EXERCISE DETAILS.
Reproduce this listing in full.

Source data
----------------------------------------

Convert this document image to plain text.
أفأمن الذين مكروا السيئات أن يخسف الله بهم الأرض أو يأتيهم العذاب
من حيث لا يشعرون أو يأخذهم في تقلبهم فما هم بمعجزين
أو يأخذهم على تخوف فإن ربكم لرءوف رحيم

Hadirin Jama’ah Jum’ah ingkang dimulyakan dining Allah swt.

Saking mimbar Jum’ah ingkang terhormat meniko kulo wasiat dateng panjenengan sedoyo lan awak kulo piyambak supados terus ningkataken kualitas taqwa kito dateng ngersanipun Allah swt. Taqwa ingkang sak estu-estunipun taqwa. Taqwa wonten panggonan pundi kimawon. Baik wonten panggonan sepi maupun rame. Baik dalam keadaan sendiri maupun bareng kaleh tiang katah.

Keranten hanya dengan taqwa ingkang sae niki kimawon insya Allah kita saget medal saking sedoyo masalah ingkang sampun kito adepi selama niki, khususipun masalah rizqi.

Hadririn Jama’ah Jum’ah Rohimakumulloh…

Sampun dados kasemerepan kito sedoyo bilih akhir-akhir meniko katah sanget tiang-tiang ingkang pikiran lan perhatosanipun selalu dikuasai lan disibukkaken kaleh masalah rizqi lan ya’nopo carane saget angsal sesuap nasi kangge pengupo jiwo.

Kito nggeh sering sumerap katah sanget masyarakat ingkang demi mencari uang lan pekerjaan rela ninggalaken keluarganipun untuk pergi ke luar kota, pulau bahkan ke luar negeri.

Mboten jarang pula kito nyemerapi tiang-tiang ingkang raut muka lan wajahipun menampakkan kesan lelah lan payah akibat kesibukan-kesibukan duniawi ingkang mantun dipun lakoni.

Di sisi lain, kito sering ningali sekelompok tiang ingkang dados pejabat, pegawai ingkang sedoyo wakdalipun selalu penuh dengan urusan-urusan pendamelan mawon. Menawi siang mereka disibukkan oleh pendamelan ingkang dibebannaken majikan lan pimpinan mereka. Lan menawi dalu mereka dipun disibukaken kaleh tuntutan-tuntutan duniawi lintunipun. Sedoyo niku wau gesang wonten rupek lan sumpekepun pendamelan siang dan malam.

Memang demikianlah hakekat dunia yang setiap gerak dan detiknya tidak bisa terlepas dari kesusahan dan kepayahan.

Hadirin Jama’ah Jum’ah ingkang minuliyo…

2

----------------------------------------

CORRECT RESPONSE.
Convert this document image to plain text.
أفأمن الذين مكروا السيئات أن يخسف الله بهم الأرض أو يأتيهم العذاب
من حيث لا يشعرون أو يأخذهم في تقلبهم فما هم بمعجزين
أو يأخذهم على تخوف فإن ربكم لرءوف رحيم

Hadirin Jama’ah Jum’ah ingkang dimulyakan dining Allah swt.

Saking mimbar Jum’ah ingkang terhormat meniko kulo wasiat dateng panjenengan sedoyo lan awak kulo piyambak supados terus ningkataken kualitas taqwa kito dateng ngersanipun Allah swt. Taqwa ingkang sak estu-estunipun taqwa. Taqwa wonten panggonan pundi kimawon. Baik wonten panggonan sepi maupun rame. Baik dalam keadaan sendiri maupun bareng kaleh tiang katah.

Keranten hanya dengan taqwa ingkang sae niki kimawon insya Allah kita saget medal saking sedoyo masalah ingkang sampun kito adepi selama niki, khususipun masalah rizqi.

Hadririn Jama’ah Jum’ah Rohimakumulloh…

Sampun dados kasemerepan kito sedoyo bilih akhir-akhir meniko katah sanget tiang-tiang ingkang pikiran lan perhatosanipun selalu dikuasai lan disibukkaken kaleh masalah rizqi lan ya’nopo carane saget angsal sesuap nasi kangge pengupo jiwo.

Kito nggeh sering sumerap katah sanget masyarakat ingkang demi mencari uang lan pekerjaan rela ninggalaken keluarganipun untuk pergi ke luar kota, pulau bahkan ke luar negeri.

Mboten jarang pula kito nyemerapi tiang-tiang ingkang raut muka lan wajahipun menampakkan kesan lelah lan payah akibat kesibukan-kesibukan duniawi ingkang mantun dipun lakoni.

Di sisi lain, kito sering ningali sekelompok tiang ingkang dados pejabat, pegawai ingkang sedoyo wakdalipun selalu penuh dengan urusan-urusan pendamelan mawon. Menawi siang mereka disibukkan oleh pendamelan ingkang dibebannaken majikan lan pimpinan mereka. Lan menawi dalu mereka dipun disibukaken kaleh tuntutan-tuntutan duniawi lintunipun. Sedoyo niku wau gesang wonten rupek lan sumpekepun pendamelan siang dan malam.

Memang demikianlah hakekat dunia yang setiap gerak dan detiknya tidak bisa terlepas dari kesusahan dan kepayahan.

Hadirin Jama’ah Jum’ah ingkang minuliyo…

2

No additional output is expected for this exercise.